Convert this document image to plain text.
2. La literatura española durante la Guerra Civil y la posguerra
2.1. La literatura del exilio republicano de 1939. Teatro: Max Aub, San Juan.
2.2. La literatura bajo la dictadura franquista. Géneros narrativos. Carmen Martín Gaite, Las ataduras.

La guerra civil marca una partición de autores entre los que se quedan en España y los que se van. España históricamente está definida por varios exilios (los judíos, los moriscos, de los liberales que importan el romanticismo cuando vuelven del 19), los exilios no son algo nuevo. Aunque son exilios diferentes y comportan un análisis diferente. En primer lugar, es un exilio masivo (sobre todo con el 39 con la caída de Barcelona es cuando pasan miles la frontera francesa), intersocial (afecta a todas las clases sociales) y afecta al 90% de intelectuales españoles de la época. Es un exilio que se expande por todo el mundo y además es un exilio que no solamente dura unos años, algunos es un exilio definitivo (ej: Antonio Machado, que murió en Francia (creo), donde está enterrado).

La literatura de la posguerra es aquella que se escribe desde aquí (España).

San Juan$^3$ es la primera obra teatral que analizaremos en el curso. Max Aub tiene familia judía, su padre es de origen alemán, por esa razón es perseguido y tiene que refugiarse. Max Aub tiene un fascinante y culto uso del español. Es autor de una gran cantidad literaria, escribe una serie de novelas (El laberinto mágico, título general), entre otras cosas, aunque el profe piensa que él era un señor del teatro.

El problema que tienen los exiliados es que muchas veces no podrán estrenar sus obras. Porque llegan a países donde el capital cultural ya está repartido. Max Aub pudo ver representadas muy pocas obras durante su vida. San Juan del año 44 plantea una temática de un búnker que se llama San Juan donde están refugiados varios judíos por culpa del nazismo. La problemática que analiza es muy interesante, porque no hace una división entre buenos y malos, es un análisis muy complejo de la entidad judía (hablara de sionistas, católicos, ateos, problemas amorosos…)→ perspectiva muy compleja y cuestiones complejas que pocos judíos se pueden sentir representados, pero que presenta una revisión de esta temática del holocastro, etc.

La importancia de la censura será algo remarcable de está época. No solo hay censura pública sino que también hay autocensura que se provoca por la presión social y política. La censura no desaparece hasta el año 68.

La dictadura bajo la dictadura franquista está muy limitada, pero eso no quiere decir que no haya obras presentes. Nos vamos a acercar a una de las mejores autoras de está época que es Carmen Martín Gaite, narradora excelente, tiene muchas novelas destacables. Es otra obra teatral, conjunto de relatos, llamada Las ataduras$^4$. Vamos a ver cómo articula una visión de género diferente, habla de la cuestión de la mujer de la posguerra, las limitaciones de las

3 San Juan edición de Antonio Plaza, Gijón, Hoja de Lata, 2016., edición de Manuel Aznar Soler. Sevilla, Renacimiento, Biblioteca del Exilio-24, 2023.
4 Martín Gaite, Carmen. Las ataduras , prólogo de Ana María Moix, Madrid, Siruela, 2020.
☆ ☆ ☆
Aim of the exercise
Your task is to reproduce the whole listing exactly.

Solution to the problem
Convert this document image to plain text.
2. La literatura española durante la Guerra Civil y la posguerra
2.1. La literatura del exilio republicano de 1939. Teatro: Max Aub, San Juan.
2.2. La literatura bajo la dictadura franquista. Géneros narrativos. Carmen Martín Gaite, Las ataduras.

La guerra civil marca una partición de autores entre los que se quedan en España y los que se van. España históricamente está definida por varios exilios (los judíos, los moriscos, de los liberales que importan el romanticismo cuando vuelven del 19), los exilios no son algo nuevo. Aunque son exilios diferentes y comportan un análisis diferente. En primer lugar, es un exilio masivo (sobre todo con el 39 con la caída de Barcelona es cuando pasan miles la frontera francesa), intersocial (afecta a todas las clases sociales) y afecta al 90% de intelectuales españoles de la época. Es un exilio que se expande por todo el mundo y además es un exilio que no solamente dura unos años, algunos es un exilio definitivo (ej: Antonio Machado, que murió en Francia (creo), donde está enterrado).

La literatura de la posguerra es aquella que se escribe desde aquí (España).

San Juan$^3$ es la primera obra teatral que analizaremos en el curso. Max Aub tiene familia judía, su padre es de origen alemán, por esa razón es perseguido y tiene que refugiarse. Max Aub tiene un fascinante y culto uso del español. Es autor de una gran cantidad literaria, escribe una serie de novelas (El laberinto mágico, título general), entre otras cosas, aunque el profe piensa que él era un señor del teatro.

El problema que tienen los exiliados es que muchas veces no podrán estrenar sus obras. Porque llegan a países donde el capital cultural ya está repartido. Max Aub pudo ver representadas muy pocas obras durante su vida. San Juan del año 44 plantea una temática de un búnker que se llama San Juan donde están refugiados varios judíos por culpa del nazismo. La problemática que analiza es muy interesante, porque no hace una división entre buenos y malos, es un análisis muy complejo de la entidad judía (hablara de sionistas, católicos, ateos, problemas amorosos…)→ perspectiva muy compleja y cuestiones complejas que pocos judíos se pueden sentir representados, pero que presenta una revisión de esta temática del holocastro, etc.

La importancia de la censura será algo remarcable de está época. No solo hay censura pública sino que también hay autocensura que se provoca por la presión social y política. La censura no desaparece hasta el año 68.

La dictadura bajo la dictadura franquista está muy limitada, pero eso no quiere decir que no haya obras presentes. Nos vamos a acercar a una de las mejores autoras de está época que es Carmen Martín Gaite, narradora excelente, tiene muchas novelas destacables. Es otra obra teatral, conjunto de relatos, llamada Las ataduras$^4$. Vamos a ver cómo articula una visión de género diferente, habla de la cuestión de la mujer de la posguerra, las limitaciones de las

3 San Juan edición de Antonio Plaza, Gijón, Hoja de Lata, 2016., edición de Manuel Aznar Soler. Sevilla, Renacimiento, Biblioteca del Exilio-24, 2023.
4 Martín Gaite, Carmen. Las ataduras , prólogo de Ana María Moix, Madrid, Siruela, 2020.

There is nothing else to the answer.